::: EXCERPTED RECORDS
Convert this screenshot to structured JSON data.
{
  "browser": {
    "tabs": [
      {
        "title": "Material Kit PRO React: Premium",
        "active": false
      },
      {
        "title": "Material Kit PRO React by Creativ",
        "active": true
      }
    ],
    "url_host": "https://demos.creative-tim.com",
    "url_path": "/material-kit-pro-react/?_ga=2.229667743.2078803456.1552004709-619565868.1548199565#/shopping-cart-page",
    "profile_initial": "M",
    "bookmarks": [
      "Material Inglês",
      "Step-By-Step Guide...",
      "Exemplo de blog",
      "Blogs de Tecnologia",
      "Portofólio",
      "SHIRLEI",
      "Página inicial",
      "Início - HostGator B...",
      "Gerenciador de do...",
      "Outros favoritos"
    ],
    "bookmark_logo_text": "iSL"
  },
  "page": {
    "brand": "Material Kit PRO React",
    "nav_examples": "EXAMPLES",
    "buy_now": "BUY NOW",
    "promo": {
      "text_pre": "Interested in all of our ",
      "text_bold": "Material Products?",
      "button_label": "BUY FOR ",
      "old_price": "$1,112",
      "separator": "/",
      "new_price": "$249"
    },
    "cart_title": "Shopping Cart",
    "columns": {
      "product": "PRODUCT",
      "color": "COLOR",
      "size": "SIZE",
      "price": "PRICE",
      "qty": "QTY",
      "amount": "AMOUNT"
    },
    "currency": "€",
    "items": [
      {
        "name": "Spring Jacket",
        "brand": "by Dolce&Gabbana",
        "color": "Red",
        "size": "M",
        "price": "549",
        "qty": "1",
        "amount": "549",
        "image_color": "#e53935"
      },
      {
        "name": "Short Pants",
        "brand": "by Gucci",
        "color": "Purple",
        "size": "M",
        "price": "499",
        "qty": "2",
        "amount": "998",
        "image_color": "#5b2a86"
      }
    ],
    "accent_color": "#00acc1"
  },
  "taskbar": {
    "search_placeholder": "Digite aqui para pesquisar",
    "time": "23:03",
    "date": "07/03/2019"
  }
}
::::::
• [PROBLEM DETAILS]
Keep only the lines that hold the string "amount", and copy them out.

• [COMPLETE ANSWER]
      "amount": "AMOUNT"
        "amount": "549",
        "amount": "998",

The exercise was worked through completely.